TO DO:
Write out the material exactly, leaving every picture behind.

EXERCISE INPUTS:
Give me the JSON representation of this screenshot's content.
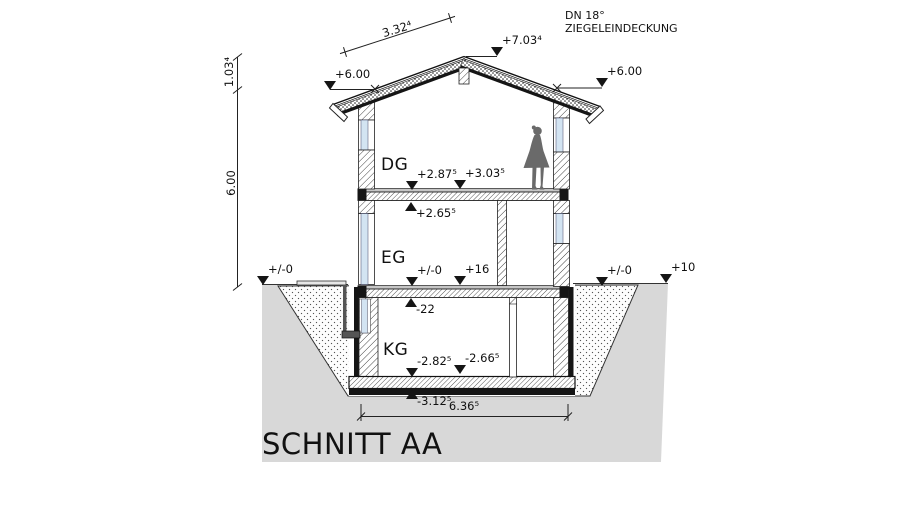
{
  "drawing": {
    "title": "SCHNITT AA",
    "roof_note_line1": "DN 18°",
    "roof_note_line2": "ZIEGELEINDECKUNG"
  },
  "floor_labels": {
    "dg": "DG",
    "eg": "EG",
    "kg": "KG"
  },
  "dimensions": {
    "roof_slope": "3.32⁴",
    "ridge_to_eave": "1.03⁴",
    "eave_to_ground": "6.00",
    "basement_width": "6.36⁵"
  },
  "levels": {
    "eave_left": "+6.00",
    "ridge": "+7.03⁴",
    "eave_right": "+6.00",
    "ground_left": "+/-0",
    "dg_floor_a": "+2.87⁵",
    "dg_floor_b": "+3.03⁵",
    "dg_soffit": "+2.65⁵",
    "eg_floor_a": "+/-0",
    "eg_floor_b": "+16",
    "eg_soffit": "-22",
    "kg_floor_a": "-2.82⁵",
    "kg_floor_b": "-2.66⁵",
    "kg_soffit": "-3.12⁵",
    "ground_right": "+/-0",
    "terrain_right": "+10"
  },
  "colors": {
    "ground": "#d8d8d8",
    "window": "#d3e4f2",
    "figure": "#6a6a6a",
    "ink": "#1a1a1a"
  }
}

THE RESPONSE:
Give me the JSON representation of this screenshot's content.
{
  "drawing": {
    "title": "SCHNITT AA",
    "roof_note_line1": "DN 18°",
    "roof_note_line2": "ZIEGELEINDECKUNG"
  },
  "floor_labels": {
    "dg": "DG",
    "eg": "EG",
    "kg": "KG"
  },
  "dimensions": {
    "roof_slope": "3.32⁴",
    "ridge_to_eave": "1.03⁴",
    "eave_to_ground": "6.00",
    "basement_width": "6.36⁵"
  },
  "levels": {
    "eave_left": "+6.00",
    "ridge": "+7.03⁴",
    "eave_right": "+6.00",
    "ground_left": "+/-0",
    "dg_floor_a": "+2.87⁵",
    "dg_floor_b": "+3.03⁵",
    "dg_soffit": "+2.65⁵",
    "eg_floor_a": "+/-0",
    "eg_floor_b": "+16",
    "eg_soffit": "-22",
    "kg_floor_a": "-2.82⁵",
    "kg_floor_b": "-2.66⁵",
    "kg_soffit": "-3.12⁵",
    "ground_right": "+/-0",
    "terrain_right": "+10"
  },
  "colors": {
    "ground": "#d8d8d8",
    "window": "#d3e4f2",
    "figure": "#6a6a6a",
    "ink": "#1a1a1a"
  }
}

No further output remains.